== INPUT RECORDS ==
-=-=-=-=-
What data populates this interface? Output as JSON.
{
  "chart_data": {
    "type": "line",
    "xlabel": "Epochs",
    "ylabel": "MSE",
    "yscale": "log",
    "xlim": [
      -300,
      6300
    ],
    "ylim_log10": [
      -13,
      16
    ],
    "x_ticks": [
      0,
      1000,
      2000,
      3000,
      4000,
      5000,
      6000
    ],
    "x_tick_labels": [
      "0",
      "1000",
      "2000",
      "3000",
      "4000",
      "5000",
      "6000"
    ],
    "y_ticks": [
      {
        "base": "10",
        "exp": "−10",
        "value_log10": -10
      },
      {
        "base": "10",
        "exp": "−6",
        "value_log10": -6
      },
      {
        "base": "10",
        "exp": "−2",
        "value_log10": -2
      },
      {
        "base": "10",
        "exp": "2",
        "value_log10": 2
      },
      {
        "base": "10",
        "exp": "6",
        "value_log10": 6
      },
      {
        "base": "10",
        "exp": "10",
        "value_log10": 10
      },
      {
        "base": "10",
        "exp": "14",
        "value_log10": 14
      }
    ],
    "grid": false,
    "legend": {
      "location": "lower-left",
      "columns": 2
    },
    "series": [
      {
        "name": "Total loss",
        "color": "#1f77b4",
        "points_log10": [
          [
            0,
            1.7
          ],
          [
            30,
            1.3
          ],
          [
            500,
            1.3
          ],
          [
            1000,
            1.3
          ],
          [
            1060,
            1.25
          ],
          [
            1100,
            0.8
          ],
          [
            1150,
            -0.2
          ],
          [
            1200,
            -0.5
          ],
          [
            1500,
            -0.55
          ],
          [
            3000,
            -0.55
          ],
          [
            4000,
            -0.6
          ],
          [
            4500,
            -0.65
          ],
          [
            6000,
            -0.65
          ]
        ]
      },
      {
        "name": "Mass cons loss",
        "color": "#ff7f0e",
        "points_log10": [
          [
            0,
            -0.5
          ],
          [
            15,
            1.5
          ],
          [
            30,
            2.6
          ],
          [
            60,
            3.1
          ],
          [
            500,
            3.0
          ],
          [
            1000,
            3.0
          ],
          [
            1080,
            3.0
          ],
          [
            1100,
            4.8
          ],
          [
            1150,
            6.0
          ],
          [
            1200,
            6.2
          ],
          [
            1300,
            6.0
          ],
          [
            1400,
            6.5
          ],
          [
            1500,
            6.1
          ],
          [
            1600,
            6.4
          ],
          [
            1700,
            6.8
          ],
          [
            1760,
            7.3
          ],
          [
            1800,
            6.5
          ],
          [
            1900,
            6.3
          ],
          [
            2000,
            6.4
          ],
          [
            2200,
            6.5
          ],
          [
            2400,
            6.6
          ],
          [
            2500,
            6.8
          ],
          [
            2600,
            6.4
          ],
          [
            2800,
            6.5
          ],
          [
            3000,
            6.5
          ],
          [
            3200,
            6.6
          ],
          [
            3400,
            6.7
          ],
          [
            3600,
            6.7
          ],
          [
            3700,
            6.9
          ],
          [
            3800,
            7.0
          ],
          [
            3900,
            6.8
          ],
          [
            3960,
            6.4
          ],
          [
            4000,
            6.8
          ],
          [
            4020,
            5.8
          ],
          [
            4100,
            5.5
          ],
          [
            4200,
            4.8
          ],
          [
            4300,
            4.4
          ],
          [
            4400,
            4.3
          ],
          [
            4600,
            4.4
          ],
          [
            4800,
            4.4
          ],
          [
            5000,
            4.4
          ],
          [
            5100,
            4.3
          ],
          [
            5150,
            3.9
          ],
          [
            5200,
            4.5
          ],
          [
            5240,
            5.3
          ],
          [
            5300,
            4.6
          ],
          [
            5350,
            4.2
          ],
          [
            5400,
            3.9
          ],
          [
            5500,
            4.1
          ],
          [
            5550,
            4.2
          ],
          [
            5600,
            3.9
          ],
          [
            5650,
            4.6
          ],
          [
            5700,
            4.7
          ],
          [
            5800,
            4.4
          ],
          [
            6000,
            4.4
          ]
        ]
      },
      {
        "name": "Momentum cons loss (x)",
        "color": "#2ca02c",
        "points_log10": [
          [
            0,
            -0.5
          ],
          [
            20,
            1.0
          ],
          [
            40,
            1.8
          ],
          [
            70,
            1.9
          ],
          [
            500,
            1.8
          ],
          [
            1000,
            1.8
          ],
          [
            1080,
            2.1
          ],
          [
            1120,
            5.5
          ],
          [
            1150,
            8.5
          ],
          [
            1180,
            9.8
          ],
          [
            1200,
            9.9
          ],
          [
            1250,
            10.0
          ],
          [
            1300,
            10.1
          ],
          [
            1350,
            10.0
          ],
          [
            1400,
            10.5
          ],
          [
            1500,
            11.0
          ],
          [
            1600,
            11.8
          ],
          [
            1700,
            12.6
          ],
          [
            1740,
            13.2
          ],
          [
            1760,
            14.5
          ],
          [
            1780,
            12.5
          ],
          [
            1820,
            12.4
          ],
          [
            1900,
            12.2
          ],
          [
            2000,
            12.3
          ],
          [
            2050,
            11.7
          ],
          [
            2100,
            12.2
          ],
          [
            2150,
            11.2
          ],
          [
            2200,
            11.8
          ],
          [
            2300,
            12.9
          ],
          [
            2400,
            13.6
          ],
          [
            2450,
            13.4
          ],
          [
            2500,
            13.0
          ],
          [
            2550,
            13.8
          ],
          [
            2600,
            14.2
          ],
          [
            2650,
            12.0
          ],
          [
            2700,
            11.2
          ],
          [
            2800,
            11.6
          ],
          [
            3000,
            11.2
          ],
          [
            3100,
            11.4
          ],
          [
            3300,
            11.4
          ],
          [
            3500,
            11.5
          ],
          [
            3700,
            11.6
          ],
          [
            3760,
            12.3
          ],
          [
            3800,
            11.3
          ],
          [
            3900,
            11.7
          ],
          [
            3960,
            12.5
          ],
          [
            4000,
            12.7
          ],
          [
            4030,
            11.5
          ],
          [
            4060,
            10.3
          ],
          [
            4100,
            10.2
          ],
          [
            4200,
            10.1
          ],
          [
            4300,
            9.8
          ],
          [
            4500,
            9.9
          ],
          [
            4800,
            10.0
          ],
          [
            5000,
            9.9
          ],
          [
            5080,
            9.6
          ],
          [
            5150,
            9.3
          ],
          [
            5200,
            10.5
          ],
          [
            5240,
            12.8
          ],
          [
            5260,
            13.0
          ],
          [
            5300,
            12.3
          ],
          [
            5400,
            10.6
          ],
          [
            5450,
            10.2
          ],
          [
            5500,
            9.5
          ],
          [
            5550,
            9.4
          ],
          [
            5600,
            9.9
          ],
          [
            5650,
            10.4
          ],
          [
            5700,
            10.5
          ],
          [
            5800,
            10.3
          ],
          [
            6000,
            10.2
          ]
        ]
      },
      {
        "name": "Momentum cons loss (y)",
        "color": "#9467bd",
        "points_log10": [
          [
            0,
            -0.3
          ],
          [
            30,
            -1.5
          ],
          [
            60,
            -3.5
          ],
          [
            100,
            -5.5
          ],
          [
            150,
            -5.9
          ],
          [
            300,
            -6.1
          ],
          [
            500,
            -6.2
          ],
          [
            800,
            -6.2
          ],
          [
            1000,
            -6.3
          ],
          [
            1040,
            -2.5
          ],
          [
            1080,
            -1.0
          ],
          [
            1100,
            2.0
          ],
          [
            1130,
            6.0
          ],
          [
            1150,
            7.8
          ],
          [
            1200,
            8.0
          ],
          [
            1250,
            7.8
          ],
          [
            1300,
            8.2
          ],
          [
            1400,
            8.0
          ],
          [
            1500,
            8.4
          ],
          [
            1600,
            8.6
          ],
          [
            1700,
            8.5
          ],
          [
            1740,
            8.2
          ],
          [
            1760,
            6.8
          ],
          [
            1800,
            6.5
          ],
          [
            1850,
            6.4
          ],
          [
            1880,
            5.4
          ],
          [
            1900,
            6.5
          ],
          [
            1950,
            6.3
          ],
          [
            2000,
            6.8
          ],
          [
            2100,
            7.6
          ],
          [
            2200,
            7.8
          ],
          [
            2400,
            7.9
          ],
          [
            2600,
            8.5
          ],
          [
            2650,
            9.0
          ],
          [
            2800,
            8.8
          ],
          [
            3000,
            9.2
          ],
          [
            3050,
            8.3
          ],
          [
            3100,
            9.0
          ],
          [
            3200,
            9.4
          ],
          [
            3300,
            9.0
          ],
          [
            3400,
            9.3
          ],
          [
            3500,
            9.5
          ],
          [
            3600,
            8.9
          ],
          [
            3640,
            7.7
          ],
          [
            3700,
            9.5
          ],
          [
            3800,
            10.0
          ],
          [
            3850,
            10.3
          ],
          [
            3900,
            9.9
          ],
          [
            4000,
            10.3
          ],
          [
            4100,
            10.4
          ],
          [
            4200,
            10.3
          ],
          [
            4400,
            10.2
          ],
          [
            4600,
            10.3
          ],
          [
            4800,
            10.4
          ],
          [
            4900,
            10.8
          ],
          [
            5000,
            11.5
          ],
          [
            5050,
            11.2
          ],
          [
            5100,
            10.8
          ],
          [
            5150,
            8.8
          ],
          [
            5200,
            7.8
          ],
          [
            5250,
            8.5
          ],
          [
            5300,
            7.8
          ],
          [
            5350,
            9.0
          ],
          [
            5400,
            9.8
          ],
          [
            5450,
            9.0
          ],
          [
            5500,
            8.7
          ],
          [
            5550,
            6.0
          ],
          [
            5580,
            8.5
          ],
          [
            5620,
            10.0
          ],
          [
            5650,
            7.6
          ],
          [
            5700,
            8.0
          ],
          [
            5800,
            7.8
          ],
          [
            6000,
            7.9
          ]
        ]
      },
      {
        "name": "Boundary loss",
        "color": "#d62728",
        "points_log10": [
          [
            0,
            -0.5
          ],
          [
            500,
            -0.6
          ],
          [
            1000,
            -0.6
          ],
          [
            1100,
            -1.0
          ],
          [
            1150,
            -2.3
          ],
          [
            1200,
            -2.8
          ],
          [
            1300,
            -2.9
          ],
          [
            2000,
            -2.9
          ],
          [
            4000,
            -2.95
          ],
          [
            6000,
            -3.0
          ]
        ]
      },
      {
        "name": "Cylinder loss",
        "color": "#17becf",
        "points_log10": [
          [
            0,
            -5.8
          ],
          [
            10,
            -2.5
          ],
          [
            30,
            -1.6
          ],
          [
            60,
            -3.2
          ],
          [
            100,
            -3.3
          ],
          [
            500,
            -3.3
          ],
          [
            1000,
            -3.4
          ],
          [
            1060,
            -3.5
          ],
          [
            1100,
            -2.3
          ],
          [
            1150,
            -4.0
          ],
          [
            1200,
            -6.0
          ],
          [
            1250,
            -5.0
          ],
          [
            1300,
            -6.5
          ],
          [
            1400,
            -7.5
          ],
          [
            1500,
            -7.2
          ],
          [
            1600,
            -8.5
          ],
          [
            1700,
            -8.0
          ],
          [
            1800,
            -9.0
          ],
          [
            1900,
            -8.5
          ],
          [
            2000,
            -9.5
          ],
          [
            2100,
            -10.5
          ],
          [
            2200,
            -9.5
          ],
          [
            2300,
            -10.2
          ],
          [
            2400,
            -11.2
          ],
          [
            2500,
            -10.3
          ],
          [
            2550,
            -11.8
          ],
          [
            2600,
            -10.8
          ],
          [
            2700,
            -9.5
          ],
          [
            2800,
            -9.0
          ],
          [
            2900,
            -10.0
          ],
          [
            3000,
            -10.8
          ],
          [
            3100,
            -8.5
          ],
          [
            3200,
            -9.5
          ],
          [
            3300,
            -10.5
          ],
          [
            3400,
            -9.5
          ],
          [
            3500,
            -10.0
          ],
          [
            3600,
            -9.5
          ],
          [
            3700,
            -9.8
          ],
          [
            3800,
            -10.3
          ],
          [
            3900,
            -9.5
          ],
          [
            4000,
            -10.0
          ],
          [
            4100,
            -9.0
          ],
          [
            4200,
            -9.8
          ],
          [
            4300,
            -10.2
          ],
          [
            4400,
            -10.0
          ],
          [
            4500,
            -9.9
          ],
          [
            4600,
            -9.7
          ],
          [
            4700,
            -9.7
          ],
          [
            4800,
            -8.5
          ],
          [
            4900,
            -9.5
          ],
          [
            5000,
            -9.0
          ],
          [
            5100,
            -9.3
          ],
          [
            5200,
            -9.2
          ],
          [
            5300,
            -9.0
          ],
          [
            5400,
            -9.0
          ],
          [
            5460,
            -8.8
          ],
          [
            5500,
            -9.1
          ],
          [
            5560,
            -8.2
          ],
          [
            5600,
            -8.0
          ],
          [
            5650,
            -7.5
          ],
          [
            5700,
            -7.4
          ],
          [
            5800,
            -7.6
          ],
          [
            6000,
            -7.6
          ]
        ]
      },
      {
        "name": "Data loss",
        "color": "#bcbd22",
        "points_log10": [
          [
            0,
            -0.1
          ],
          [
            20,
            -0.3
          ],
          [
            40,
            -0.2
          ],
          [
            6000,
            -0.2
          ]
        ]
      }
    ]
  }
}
-=-=-=-=-
== WORK TO DO ==
Where a line contains "cons", copy that line.

== WRITTEN ANSWER ==
        "name": "Mass cons loss",
        "name": "Momentum cons loss (x)",
        "name": "Momentum cons loss (y)",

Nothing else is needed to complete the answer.